▸ TO BE DONE
Every line of the material below must be repeated exactly.

··· DATASET ROWS

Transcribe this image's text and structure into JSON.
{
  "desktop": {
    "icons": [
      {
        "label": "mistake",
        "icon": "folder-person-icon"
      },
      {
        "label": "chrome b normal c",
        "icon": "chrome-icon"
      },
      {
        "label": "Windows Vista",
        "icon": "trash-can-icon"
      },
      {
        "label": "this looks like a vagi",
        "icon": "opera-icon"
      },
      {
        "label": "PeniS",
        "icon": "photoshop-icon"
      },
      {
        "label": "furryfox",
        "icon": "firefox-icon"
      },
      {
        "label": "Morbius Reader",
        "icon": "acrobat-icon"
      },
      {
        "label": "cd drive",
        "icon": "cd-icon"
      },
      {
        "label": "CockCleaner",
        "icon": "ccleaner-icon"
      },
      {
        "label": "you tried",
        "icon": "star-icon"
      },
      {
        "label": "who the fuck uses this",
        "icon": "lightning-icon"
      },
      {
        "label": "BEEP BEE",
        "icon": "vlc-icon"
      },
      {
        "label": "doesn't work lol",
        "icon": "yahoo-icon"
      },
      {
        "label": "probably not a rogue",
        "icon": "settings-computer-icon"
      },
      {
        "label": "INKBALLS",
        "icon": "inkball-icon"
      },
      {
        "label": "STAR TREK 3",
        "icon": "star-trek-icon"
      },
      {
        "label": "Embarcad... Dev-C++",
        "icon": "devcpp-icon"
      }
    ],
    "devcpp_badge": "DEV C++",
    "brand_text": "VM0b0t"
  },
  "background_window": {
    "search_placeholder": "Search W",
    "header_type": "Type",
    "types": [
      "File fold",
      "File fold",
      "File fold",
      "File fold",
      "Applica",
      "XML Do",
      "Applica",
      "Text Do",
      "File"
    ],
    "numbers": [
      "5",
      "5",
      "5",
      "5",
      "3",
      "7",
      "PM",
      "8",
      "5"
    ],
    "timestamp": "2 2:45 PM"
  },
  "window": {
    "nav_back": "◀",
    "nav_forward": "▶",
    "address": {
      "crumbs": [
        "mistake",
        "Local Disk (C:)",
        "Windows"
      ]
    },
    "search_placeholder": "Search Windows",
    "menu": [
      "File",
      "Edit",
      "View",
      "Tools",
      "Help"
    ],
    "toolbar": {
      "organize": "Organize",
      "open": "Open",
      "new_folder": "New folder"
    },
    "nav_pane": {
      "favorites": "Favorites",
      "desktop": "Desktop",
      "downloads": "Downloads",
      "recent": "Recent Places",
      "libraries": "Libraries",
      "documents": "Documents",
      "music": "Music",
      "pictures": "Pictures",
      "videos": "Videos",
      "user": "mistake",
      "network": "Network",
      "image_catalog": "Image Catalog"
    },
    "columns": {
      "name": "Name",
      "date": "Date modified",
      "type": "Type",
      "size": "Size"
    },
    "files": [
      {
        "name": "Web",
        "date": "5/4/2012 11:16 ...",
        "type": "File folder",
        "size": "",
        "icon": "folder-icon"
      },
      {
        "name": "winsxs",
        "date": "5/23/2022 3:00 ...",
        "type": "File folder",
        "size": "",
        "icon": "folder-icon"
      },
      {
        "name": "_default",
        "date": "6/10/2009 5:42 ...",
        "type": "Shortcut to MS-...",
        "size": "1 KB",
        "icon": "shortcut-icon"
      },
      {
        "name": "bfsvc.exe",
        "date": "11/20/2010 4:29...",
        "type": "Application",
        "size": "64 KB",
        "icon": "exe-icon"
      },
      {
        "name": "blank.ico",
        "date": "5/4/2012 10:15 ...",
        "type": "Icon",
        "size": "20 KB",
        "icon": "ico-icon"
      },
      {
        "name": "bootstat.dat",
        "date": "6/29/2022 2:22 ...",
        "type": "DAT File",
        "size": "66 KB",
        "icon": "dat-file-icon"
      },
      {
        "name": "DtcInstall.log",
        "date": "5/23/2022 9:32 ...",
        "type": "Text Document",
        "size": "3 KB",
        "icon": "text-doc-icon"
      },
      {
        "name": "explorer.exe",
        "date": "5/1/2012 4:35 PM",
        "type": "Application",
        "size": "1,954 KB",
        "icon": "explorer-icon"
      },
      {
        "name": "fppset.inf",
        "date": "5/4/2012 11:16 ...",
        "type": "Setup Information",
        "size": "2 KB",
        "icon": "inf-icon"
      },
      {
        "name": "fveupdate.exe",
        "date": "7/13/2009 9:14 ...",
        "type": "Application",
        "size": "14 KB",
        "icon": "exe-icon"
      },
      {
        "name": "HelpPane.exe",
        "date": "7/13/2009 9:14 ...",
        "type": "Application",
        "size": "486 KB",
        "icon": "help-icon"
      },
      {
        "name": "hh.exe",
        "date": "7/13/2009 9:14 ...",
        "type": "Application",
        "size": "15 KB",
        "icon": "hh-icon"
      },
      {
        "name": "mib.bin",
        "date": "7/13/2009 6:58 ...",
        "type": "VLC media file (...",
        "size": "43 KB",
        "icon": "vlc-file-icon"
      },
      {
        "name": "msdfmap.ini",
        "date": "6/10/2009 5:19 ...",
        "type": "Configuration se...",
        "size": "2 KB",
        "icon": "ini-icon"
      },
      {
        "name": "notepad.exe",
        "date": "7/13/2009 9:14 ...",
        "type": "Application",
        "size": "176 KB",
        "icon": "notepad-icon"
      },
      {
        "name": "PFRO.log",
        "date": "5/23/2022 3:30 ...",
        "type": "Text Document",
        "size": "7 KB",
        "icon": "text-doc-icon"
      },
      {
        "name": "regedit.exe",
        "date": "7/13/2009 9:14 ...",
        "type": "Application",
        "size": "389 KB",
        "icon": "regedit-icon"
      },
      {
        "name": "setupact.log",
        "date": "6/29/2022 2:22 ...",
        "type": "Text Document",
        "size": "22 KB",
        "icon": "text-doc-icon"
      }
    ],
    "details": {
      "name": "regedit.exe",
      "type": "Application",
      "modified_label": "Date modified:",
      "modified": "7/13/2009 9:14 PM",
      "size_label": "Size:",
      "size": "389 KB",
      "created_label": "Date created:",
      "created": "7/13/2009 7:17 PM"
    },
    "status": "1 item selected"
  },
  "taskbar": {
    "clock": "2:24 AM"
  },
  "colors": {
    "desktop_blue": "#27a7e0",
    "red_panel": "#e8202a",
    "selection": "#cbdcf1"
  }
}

······

▸ EXERCISE RESPONSE
Transcribe this image's text and structure into JSON.
{
  "desktop": {
    "icons": [
      {
        "label": "mistake",
        "icon": "folder-person-icon"
      },
      {
        "label": "chrome b normal c",
        "icon": "chrome-icon"
      },
      {
        "label": "Windows Vista",
        "icon": "trash-can-icon"
      },
      {
        "label": "this looks like a vagi",
        "icon": "opera-icon"
      },
      {
        "label": "PeniS",
        "icon": "photoshop-icon"
      },
      {
        "label": "furryfox",
        "icon": "firefox-icon"
      },
      {
        "label": "Morbius Reader",
        "icon": "acrobat-icon"
      },
      {
        "label": "cd drive",
        "icon": "cd-icon"
      },
      {
        "label": "CockCleaner",
        "icon": "ccleaner-icon"
      },
      {
        "label": "you tried",
        "icon": "star-icon"
      },
      {
        "label": "who the fuck uses this",
        "icon": "lightning-icon"
      },
      {
        "label": "BEEP BEE",
        "icon": "vlc-icon"
      },
      {
        "label": "doesn't work lol",
        "icon": "yahoo-icon"
      },
      {
        "label": "probably not a rogue",
        "icon": "settings-computer-icon"
      },
      {
        "label": "INKBALLS",
        "icon": "inkball-icon"
      },
      {
        "label": "STAR TREK 3",
        "icon": "star-trek-icon"
      },
      {
        "label": "Embarcad... Dev-C++",
        "icon": "devcpp-icon"
      }
    ],
    "devcpp_badge": "DEV C++",
    "brand_text": "VM0b0t"
  },
  "background_window": {
    "search_placeholder": "Search W",
    "header_type": "Type",
    "types": [
      "File fold",
      "File fold",
      "File fold",
      "File fold",
      "Applica",
      "XML Do",
      "Applica",
      "Text Do",
      "File"
    ],
    "numbers": [
      "5",
      "5",
      "5",
      "5",
      "3",
      "7",
      "PM",
      "8",
      "5"
    ],
    "timestamp": "2 2:45 PM"
  },
  "window": {
    "nav_back": "◀",
    "nav_forward": "▶",
    "address": {
      "crumbs": [
        "mistake",
        "Local Disk (C:)",
        "Windows"
      ]
    },
    "search_placeholder": "Search Windows",
    "menu": [
      "File",
      "Edit",
      "View",
      "Tools",
      "Help"
    ],
    "toolbar": {
      "organize": "Organize",
      "open": "Open",
      "new_folder": "New folder"
    },
    "nav_pane": {
      "favorites": "Favorites",
      "desktop": "Desktop",
      "downloads": "Downloads",
      "recent": "Recent Places",
      "libraries": "Libraries",
      "documents": "Documents",
      "music": "Music",
      "pictures": "Pictures",
      "videos": "Videos",
      "user": "mistake",
      "network": "Network",
      "image_catalog": "Image Catalog"
    },
    "columns": {
      "name": "Name",
      "date": "Date modified",
      "type": "Type",
      "size": "Size"
    },
    "files": [
      {
        "name": "Web",
        "date": "5/4/2012 11:16 ...",
        "type": "File folder",
        "size": "",
        "icon": "folder-icon"
      },
      {
        "name": "winsxs",
        "date": "5/23/2022 3:00 ...",
        "type": "File folder",
        "size": "",
        "icon": "folder-icon"
      },
      {
        "name": "_default",
        "date": "6/10/2009 5:42 ...",
        "type": "Shortcut to MS-...",
        "size": "1 KB",
        "icon": "shortcut-icon"
      },
      {
        "name": "bfsvc.exe",
        "date": "11/20/2010 4:29...",
        "type": "Application",
        "size": "64 KB",
        "icon": "exe-icon"
      },
      {
        "name": "blank.ico",
        "date": "5/4/2012 10:15 ...",
        "type": "Icon",
        "size": "20 KB",
        "icon": "ico-icon"
      },
      {
        "name": "bootstat.dat",
        "date": "6/29/2022 2:22 ...",
        "type": "DAT File",
        "size": "66 KB",
        "icon": "dat-file-icon"
      },
      {
        "name": "DtcInstall.log",
        "date": "5/23/2022 9:32 ...",
        "type": "Text Document",
        "size": "3 KB",
        "icon": "text-doc-icon"
      },
      {
        "name": "explorer.exe",
        "date": "5/1/2012 4:35 PM",
        "type": "Application",
        "size": "1,954 KB",
        "icon": "explorer-icon"
      },
      {
        "name": "fppset.inf",
        "date": "5/4/2012 11:16 ...",
        "type": "Setup Information",
        "size": "2 KB",
        "icon": "inf-icon"
      },
      {
        "name": "fveupdate.exe",
        "date": "7/13/2009 9:14 ...",
        "type": "Application",
        "size": "14 KB",
        "icon": "exe-icon"
      },
      {
        "name": "HelpPane.exe",
        "date": "7/13/2009 9:14 ...",
        "type": "Application",
        "size": "486 KB",
        "icon": "help-icon"
      },
      {
        "name": "hh.exe",
        "date": "7/13/2009 9:14 ...",
        "type": "Application",
        "size": "15 KB",
        "icon": "hh-icon"
      },
      {
        "name": "mib.bin",
        "date": "7/13/2009 6:58 ...",
        "type": "VLC media file (...",
        "size": "43 KB",
        "icon": "vlc-file-icon"
      },
      {
        "name": "msdfmap.ini",
        "date": "6/10/2009 5:19 ...",
        "type": "Configuration se...",
        "size": "2 KB",
        "icon": "ini-icon"
      },
      {
        "name": "notepad.exe",
        "date": "7/13/2009 9:14 ...",
        "type": "Application",
        "size": "176 KB",
        "icon": "notepad-icon"
      },
      {
        "name": "PFRO.log",
        "date": "5/23/2022 3:30 ...",
        "type": "Text Document",
        "size": "7 KB",
        "icon": "text-doc-icon"
      },
      {
        "name": "regedit.exe",
        "date": "7/13/2009 9:14 ...",
        "type": "Application",
        "size": "389 KB",
        "icon": "regedit-icon"
      },
      {
        "name": "setupact.log",
        "date": "6/29/2022 2:22 ...",
        "type": "Text Document",
        "size": "22 KB",
        "icon": "text-doc-icon"
      }
    ],
    "details": {
      "name": "regedit.exe",
      "type": "Application",
      "modified_label": "Date modified:",
      "modified": "7/13/2009 9:14 PM",
      "size_label": "Size:",
      "size": "389 KB",
      "created_label": "Date created:",
      "created": "7/13/2009 7:17 PM"
    },
    "status": "1 item selected"
  },
  "taskbar": {
    "clock": "2:24 AM"
  },
  "colors": {
    "desktop_blue": "#27a7e0",
    "red_panel": "#e8202a",
    "selection": "#cbdcf1"
  }
}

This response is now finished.